◆ Stated task
What is the number of lines containing the string "passe"? Answer with the number only.

◆ Dataset records

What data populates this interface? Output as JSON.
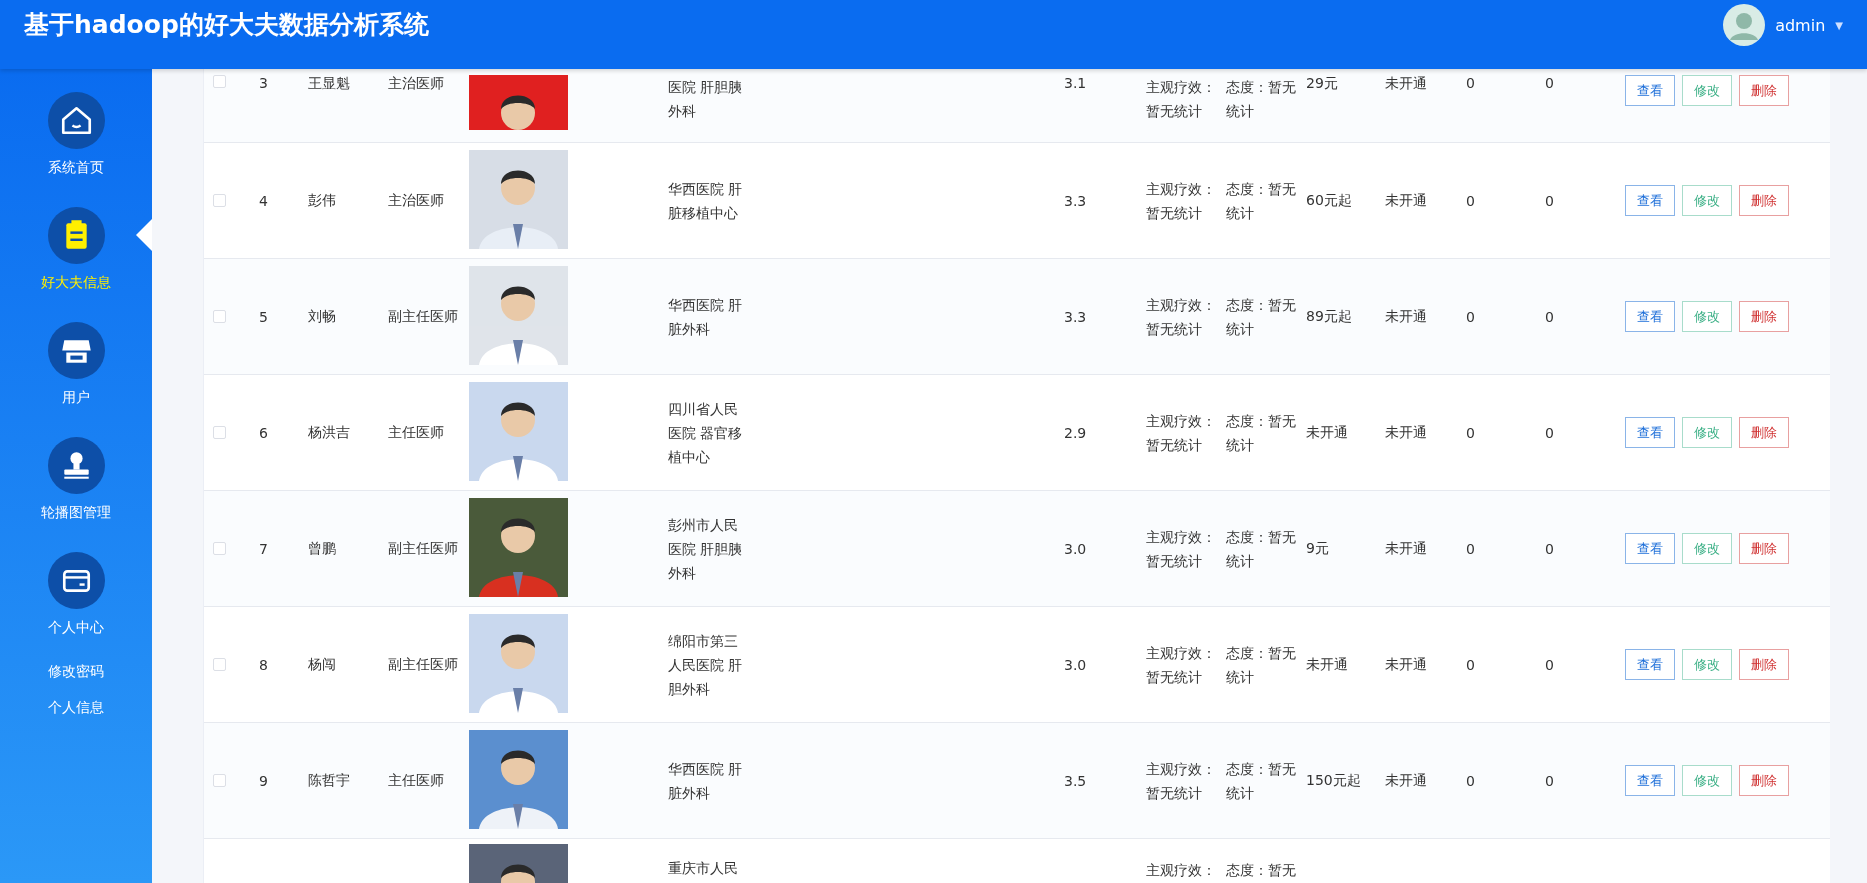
{
  "header": {
    "title": "基于hadoop的好大夫数据分析系统",
    "user": "admin",
    "caret": "▼"
  },
  "sidebar": {
    "items": [
      {
        "label": "系统首页",
        "kind": "main",
        "selected": false
      },
      {
        "label": "好大夫信息",
        "kind": "main",
        "selected": true
      },
      {
        "label": "用户",
        "kind": "main",
        "selected": false
      },
      {
        "label": "轮播图管理",
        "kind": "main",
        "selected": false
      },
      {
        "label": "个人中心",
        "kind": "main",
        "selected": false
      },
      {
        "label": "修改密码",
        "kind": "sub",
        "selected": false
      },
      {
        "label": "个人信息",
        "kind": "sub",
        "selected": false
      }
    ]
  },
  "table": {
    "rows": [
      {
        "kind": "cut-top",
        "checked": false,
        "number": "3",
        "name": "王显魁",
        "title": "主治医师",
        "hospital": "医院 肝胆胰外科",
        "score": "3.1",
        "effect": "主观疗效：暂无统计",
        "attitude": "态度：暂无统计",
        "price": "29元",
        "status": "未开通",
        "count_1": "0",
        "count_2": "0",
        "actions": [
          {
            "kind": "view",
            "label": "查看"
          },
          {
            "kind": "edit",
            "label": "修改"
          },
          {
            "kind": "delete",
            "label": "删除"
          }
        ]
      },
      {
        "kind": "full",
        "checked": false,
        "number": "4",
        "name": "彭伟",
        "title": "主治医师",
        "hospital": "华西医院 肝脏移植中心",
        "score": "3.3",
        "effect": "主观疗效：暂无统计",
        "attitude": "态度：暂无统计",
        "price": "60元起",
        "status": "未开通",
        "count_1": "0",
        "count_2": "0",
        "actions": [
          {
            "kind": "view",
            "label": "查看"
          },
          {
            "kind": "edit",
            "label": "修改"
          },
          {
            "kind": "delete",
            "label": "删除"
          }
        ]
      },
      {
        "kind": "full",
        "checked": false,
        "number": "5",
        "name": "刘畅",
        "title": "副主任医师",
        "hospital": "华西医院 肝脏外科",
        "score": "3.3",
        "effect": "主观疗效：暂无统计",
        "attitude": "态度：暂无统计",
        "price": "89元起",
        "status": "未开通",
        "count_1": "0",
        "count_2": "0",
        "actions": [
          {
            "kind": "view",
            "label": "查看"
          },
          {
            "kind": "edit",
            "label": "修改"
          },
          {
            "kind": "delete",
            "label": "删除"
          }
        ]
      },
      {
        "kind": "full",
        "checked": false,
        "number": "6",
        "name": "杨洪吉",
        "title": "主任医师",
        "hospital": "四川省人民医院 器官移植中心",
        "score": "2.9",
        "effect": "主观疗效：暂无统计",
        "attitude": "态度：暂无统计",
        "price": "未开通",
        "status": "未开通",
        "count_1": "0",
        "count_2": "0",
        "actions": [
          {
            "kind": "view",
            "label": "查看"
          },
          {
            "kind": "edit",
            "label": "修改"
          },
          {
            "kind": "delete",
            "label": "删除"
          }
        ]
      },
      {
        "kind": "full",
        "checked": false,
        "number": "7",
        "name": "曾鹏",
        "title": "副主任医师",
        "hospital": "彭州市人民医院 肝胆胰外科",
        "score": "3.0",
        "effect": "主观疗效：暂无统计",
        "attitude": "态度：暂无统计",
        "price": "9元",
        "status": "未开通",
        "count_1": "0",
        "count_2": "0",
        "actions": [
          {
            "kind": "view",
            "label": "查看"
          },
          {
            "kind": "edit",
            "label": "修改"
          },
          {
            "kind": "delete",
            "label": "删除"
          }
        ]
      },
      {
        "kind": "full",
        "checked": false,
        "number": "8",
        "name": "杨闯",
        "title": "副主任医师",
        "hospital": "绵阳市第三人民医院 肝胆外科",
        "score": "3.0",
        "effect": "主观疗效：暂无统计",
        "attitude": "态度：暂无统计",
        "price": "未开通",
        "status": "未开通",
        "count_1": "0",
        "count_2": "0",
        "actions": [
          {
            "kind": "view",
            "label": "查看"
          },
          {
            "kind": "edit",
            "label": "修改"
          },
          {
            "kind": "delete",
            "label": "删除"
          }
        ]
      },
      {
        "kind": "full",
        "checked": false,
        "number": "9",
        "name": "陈哲宇",
        "title": "主任医师",
        "hospital": "华西医院 肝脏外科",
        "score": "3.5",
        "effect": "主观疗效：暂无统计",
        "attitude": "态度：暂无统计",
        "price": "150元起",
        "status": "未开通",
        "count_1": "0",
        "count_2": "0",
        "actions": [
          {
            "kind": "view",
            "label": "查看"
          },
          {
            "kind": "edit",
            "label": "修改"
          },
          {
            "kind": "delete",
            "label": "删除"
          }
        ]
      },
      {
        "kind": "cut-bottom",
        "hospital": "重庆市人民",
        "effect": "主观疗效：",
        "attitude": "态度：暂无"
      }
    ]
  }
}
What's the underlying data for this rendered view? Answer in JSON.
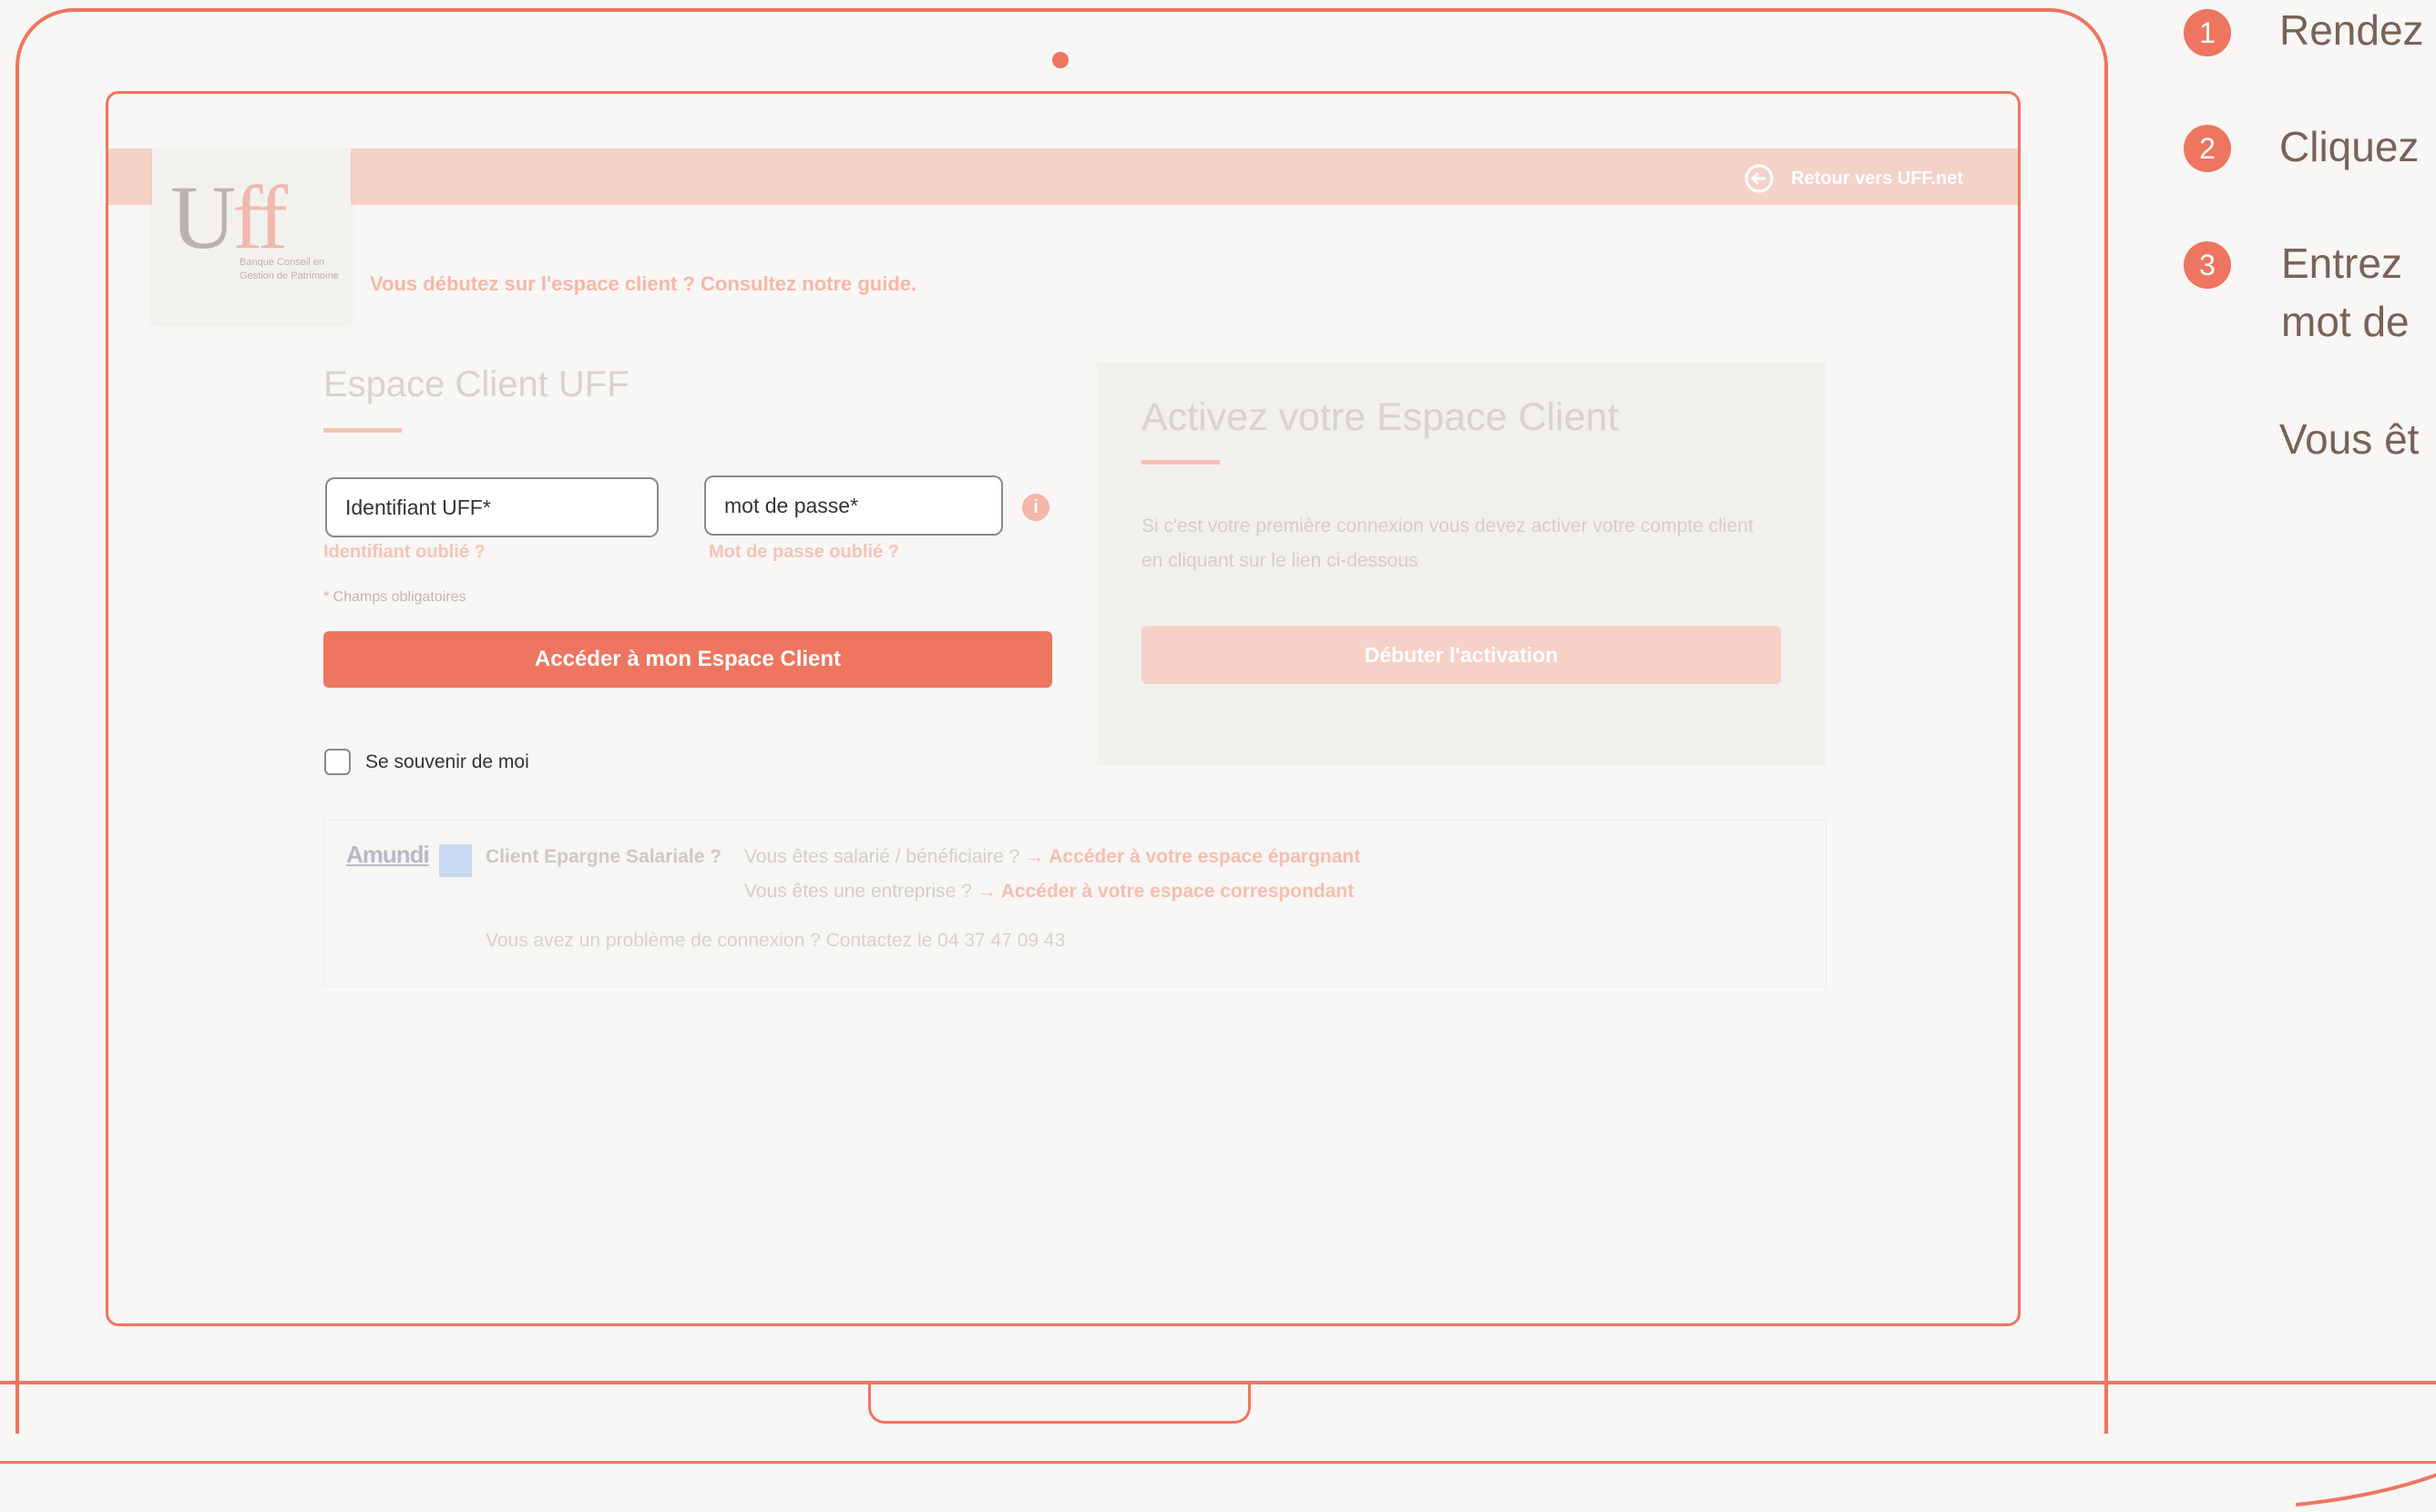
{
  "page": {
    "retour_label": "Retour vers UFF.net",
    "logo": {
      "mark_u": "U",
      "mark_ff": "ff",
      "subtitle": "Banque Conseil en Gestion de Patrimoine"
    },
    "guide_link": "Vous débutez sur l'espace client ? Consultez notre guide.",
    "login": {
      "title": "Espace Client UFF",
      "identifiant_placeholder": "Identifiant UFF*",
      "password_placeholder": "mot de passe*",
      "forgot_identifiant": "Identifiant oublié ?",
      "forgot_password": "Mot de passe oublié ?",
      "required_note": "* Champs obligatoires",
      "access_button": "Accéder à mon Espace Client",
      "remember_label": "Se souvenir de moi"
    },
    "activation": {
      "title": "Activez votre Espace Client",
      "description": "Si c'est votre première connexion vous devez activer votre compte client en cliquant sur le lien ci-dessous",
      "button": "Débuter l'activation"
    },
    "epargne": {
      "brand": "Amundi",
      "label": "Client Epargne Salariale ?",
      "line1_text": "Vous êtes salarié / bénéficiaire ?",
      "line1_link": "→ Accéder à votre espace épargnant",
      "line2_text": "Vous êtes une entreprise ?",
      "line2_link": "→ Accéder à votre espace correspondant",
      "contact": "Vous avez un problème de connexion ? Contactez le 04 37 47 09 43"
    }
  },
  "steps": [
    {
      "num": "1",
      "text": "Rendez"
    },
    {
      "num": "2",
      "text": "Cliquez"
    },
    {
      "num": "3",
      "text": "Entrez",
      "text2": "mot de"
    }
  ],
  "note": "Vous êt",
  "colors": {
    "accent": "#ee7560",
    "accent_light": "#f5d2c8"
  }
}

◆ Answer for this exercise
2